- [WORK INSTRUCTIONS]: Retype all material exactly. Pictures stay out of the copy.

- [RECORDS SUPPLIED]:

** start **

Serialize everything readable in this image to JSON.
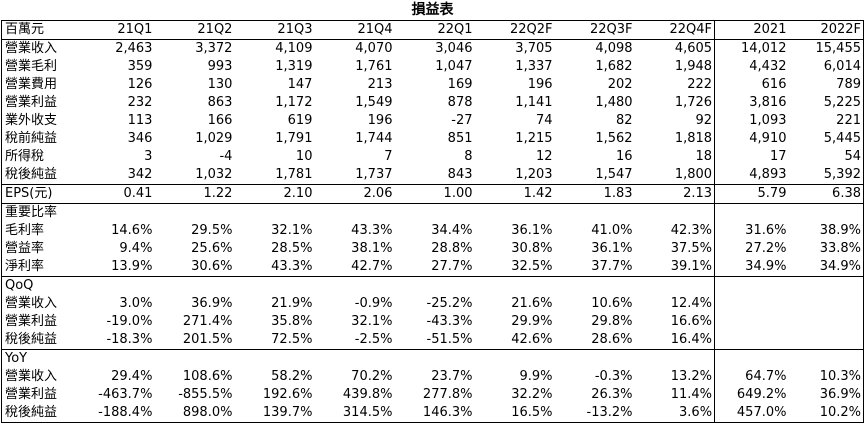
{
  "title": "損益表",
  "header": [
    "百萬元",
    "21Q1",
    "21Q2",
    "21Q3",
    "21Q4",
    "22Q1",
    "22Q2F",
    "22Q3F",
    "22Q4F",
    "2021",
    "2022F"
  ],
  "income": [
    {
      "label": "營業收入",
      "values": [
        "2,463",
        "3,372",
        "4,109",
        "4,070",
        "3,046",
        "3,705",
        "4,098",
        "4,605",
        "14,012",
        "15,455"
      ]
    },
    {
      "label": "營業毛利",
      "values": [
        "359",
        "993",
        "1,319",
        "1,761",
        "1,047",
        "1,337",
        "1,682",
        "1,948",
        "4,432",
        "6,014"
      ]
    },
    {
      "label": "營業費用",
      "values": [
        "126",
        "130",
        "147",
        "213",
        "169",
        "196",
        "202",
        "222",
        "616",
        "789"
      ]
    },
    {
      "label": "營業利益",
      "values": [
        "232",
        "863",
        "1,172",
        "1,549",
        "878",
        "1,141",
        "1,480",
        "1,726",
        "3,816",
        "5,225"
      ]
    },
    {
      "label": "業外收支",
      "values": [
        "113",
        "166",
        "619",
        "196",
        "-27",
        "74",
        "82",
        "92",
        "1,093",
        "221"
      ]
    },
    {
      "label": "稅前純益",
      "values": [
        "346",
        "1,029",
        "1,791",
        "1,744",
        "851",
        "1,215",
        "1,562",
        "1,818",
        "4,910",
        "5,445"
      ]
    },
    {
      "label": "所得稅",
      "values": [
        "3",
        "-4",
        "10",
        "7",
        "8",
        "12",
        "16",
        "18",
        "17",
        "54"
      ]
    },
    {
      "label": "稅後純益",
      "values": [
        "342",
        "1,032",
        "1,781",
        "1,737",
        "843",
        "1,203",
        "1,547",
        "1,800",
        "4,893",
        "5,392"
      ]
    }
  ],
  "eps": {
    "label": "EPS(元)",
    "values": [
      "0.41",
      "1.22",
      "2.10",
      "2.06",
      "1.00",
      "1.42",
      "1.83",
      "2.13",
      "5.79",
      "6.38"
    ]
  },
  "ratios": {
    "heading": "重要比率",
    "rows": [
      {
        "label": "毛利率",
        "values": [
          "14.6%",
          "29.5%",
          "32.1%",
          "43.3%",
          "34.4%",
          "36.1%",
          "41.0%",
          "42.3%",
          "31.6%",
          "38.9%"
        ]
      },
      {
        "label": "營益率",
        "values": [
          "9.4%",
          "25.6%",
          "28.5%",
          "38.1%",
          "28.8%",
          "30.8%",
          "36.1%",
          "37.5%",
          "27.2%",
          "33.8%"
        ]
      },
      {
        "label": "淨利率",
        "values": [
          "13.9%",
          "30.6%",
          "43.3%",
          "42.7%",
          "27.7%",
          "32.5%",
          "37.7%",
          "39.1%",
          "34.9%",
          "34.9%"
        ]
      }
    ]
  },
  "qoq": {
    "heading": "QoQ",
    "rows": [
      {
        "label": "營業收入",
        "values": [
          "3.0%",
          "36.9%",
          "21.9%",
          "-0.9%",
          "-25.2%",
          "21.6%",
          "10.6%",
          "12.4%",
          "",
          ""
        ]
      },
      {
        "label": "營業利益",
        "values": [
          "-19.0%",
          "271.4%",
          "35.8%",
          "32.1%",
          "-43.3%",
          "29.9%",
          "29.8%",
          "16.6%",
          "",
          ""
        ]
      },
      {
        "label": "稅後純益",
        "values": [
          "-18.3%",
          "201.5%",
          "72.5%",
          "-2.5%",
          "-51.5%",
          "42.6%",
          "28.6%",
          "16.4%",
          "",
          ""
        ]
      }
    ]
  },
  "yoy": {
    "heading": "YoY",
    "rows": [
      {
        "label": "營業收入",
        "values": [
          "29.4%",
          "108.6%",
          "58.2%",
          "70.2%",
          "23.7%",
          "9.9%",
          "-0.3%",
          "13.2%",
          "64.7%",
          "10.3%"
        ]
      },
      {
        "label": "營業利益",
        "values": [
          "-463.7%",
          "-855.5%",
          "192.6%",
          "439.8%",
          "277.8%",
          "32.2%",
          "26.3%",
          "11.4%",
          "649.2%",
          "36.9%"
        ]
      },
      {
        "label": "稅後純益",
        "values": [
          "-188.4%",
          "898.0%",
          "139.7%",
          "314.5%",
          "146.3%",
          "16.5%",
          "-13.2%",
          "3.6%",
          "457.0%",
          "10.2%"
        ]
      }
    ]
  }
}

** end **

- [FINAL RESULT]:
Serialize everything readable in this image to JSON.
{
  "title": "損益表",
  "header": [
    "百萬元",
    "21Q1",
    "21Q2",
    "21Q3",
    "21Q4",
    "22Q1",
    "22Q2F",
    "22Q3F",
    "22Q4F",
    "2021",
    "2022F"
  ],
  "income": [
    {
      "label": "營業收入",
      "values": [
        "2,463",
        "3,372",
        "4,109",
        "4,070",
        "3,046",
        "3,705",
        "4,098",
        "4,605",
        "14,012",
        "15,455"
      ]
    },
    {
      "label": "營業毛利",
      "values": [
        "359",
        "993",
        "1,319",
        "1,761",
        "1,047",
        "1,337",
        "1,682",
        "1,948",
        "4,432",
        "6,014"
      ]
    },
    {
      "label": "營業費用",
      "values": [
        "126",
        "130",
        "147",
        "213",
        "169",
        "196",
        "202",
        "222",
        "616",
        "789"
      ]
    },
    {
      "label": "營業利益",
      "values": [
        "232",
        "863",
        "1,172",
        "1,549",
        "878",
        "1,141",
        "1,480",
        "1,726",
        "3,816",
        "5,225"
      ]
    },
    {
      "label": "業外收支",
      "values": [
        "113",
        "166",
        "619",
        "196",
        "-27",
        "74",
        "82",
        "92",
        "1,093",
        "221"
      ]
    },
    {
      "label": "稅前純益",
      "values": [
        "346",
        "1,029",
        "1,791",
        "1,744",
        "851",
        "1,215",
        "1,562",
        "1,818",
        "4,910",
        "5,445"
      ]
    },
    {
      "label": "所得稅",
      "values": [
        "3",
        "-4",
        "10",
        "7",
        "8",
        "12",
        "16",
        "18",
        "17",
        "54"
      ]
    },
    {
      "label": "稅後純益",
      "values": [
        "342",
        "1,032",
        "1,781",
        "1,737",
        "843",
        "1,203",
        "1,547",
        "1,800",
        "4,893",
        "5,392"
      ]
    }
  ],
  "eps": {
    "label": "EPS(元)",
    "values": [
      "0.41",
      "1.22",
      "2.10",
      "2.06",
      "1.00",
      "1.42",
      "1.83",
      "2.13",
      "5.79",
      "6.38"
    ]
  },
  "ratios": {
    "heading": "重要比率",
    "rows": [
      {
        "label": "毛利率",
        "values": [
          "14.6%",
          "29.5%",
          "32.1%",
          "43.3%",
          "34.4%",
          "36.1%",
          "41.0%",
          "42.3%",
          "31.6%",
          "38.9%"
        ]
      },
      {
        "label": "營益率",
        "values": [
          "9.4%",
          "25.6%",
          "28.5%",
          "38.1%",
          "28.8%",
          "30.8%",
          "36.1%",
          "37.5%",
          "27.2%",
          "33.8%"
        ]
      },
      {
        "label": "淨利率",
        "values": [
          "13.9%",
          "30.6%",
          "43.3%",
          "42.7%",
          "27.7%",
          "32.5%",
          "37.7%",
          "39.1%",
          "34.9%",
          "34.9%"
        ]
      }
    ]
  },
  "qoq": {
    "heading": "QoQ",
    "rows": [
      {
        "label": "營業收入",
        "values": [
          "3.0%",
          "36.9%",
          "21.9%",
          "-0.9%",
          "-25.2%",
          "21.6%",
          "10.6%",
          "12.4%",
          "",
          ""
        ]
      },
      {
        "label": "營業利益",
        "values": [
          "-19.0%",
          "271.4%",
          "35.8%",
          "32.1%",
          "-43.3%",
          "29.9%",
          "29.8%",
          "16.6%",
          "",
          ""
        ]
      },
      {
        "label": "稅後純益",
        "values": [
          "-18.3%",
          "201.5%",
          "72.5%",
          "-2.5%",
          "-51.5%",
          "42.6%",
          "28.6%",
          "16.4%",
          "",
          ""
        ]
      }
    ]
  },
  "yoy": {
    "heading": "YoY",
    "rows": [
      {
        "label": "營業收入",
        "values": [
          "29.4%",
          "108.6%",
          "58.2%",
          "70.2%",
          "23.7%",
          "9.9%",
          "-0.3%",
          "13.2%",
          "64.7%",
          "10.3%"
        ]
      },
      {
        "label": "營業利益",
        "values": [
          "-463.7%",
          "-855.5%",
          "192.6%",
          "439.8%",
          "277.8%",
          "32.2%",
          "26.3%",
          "11.4%",
          "649.2%",
          "36.9%"
        ]
      },
      {
        "label": "稅後純益",
        "values": [
          "-188.4%",
          "898.0%",
          "139.7%",
          "314.5%",
          "146.3%",
          "16.5%",
          "-13.2%",
          "3.6%",
          "457.0%",
          "10.2%"
        ]
      }
    ]
  }
}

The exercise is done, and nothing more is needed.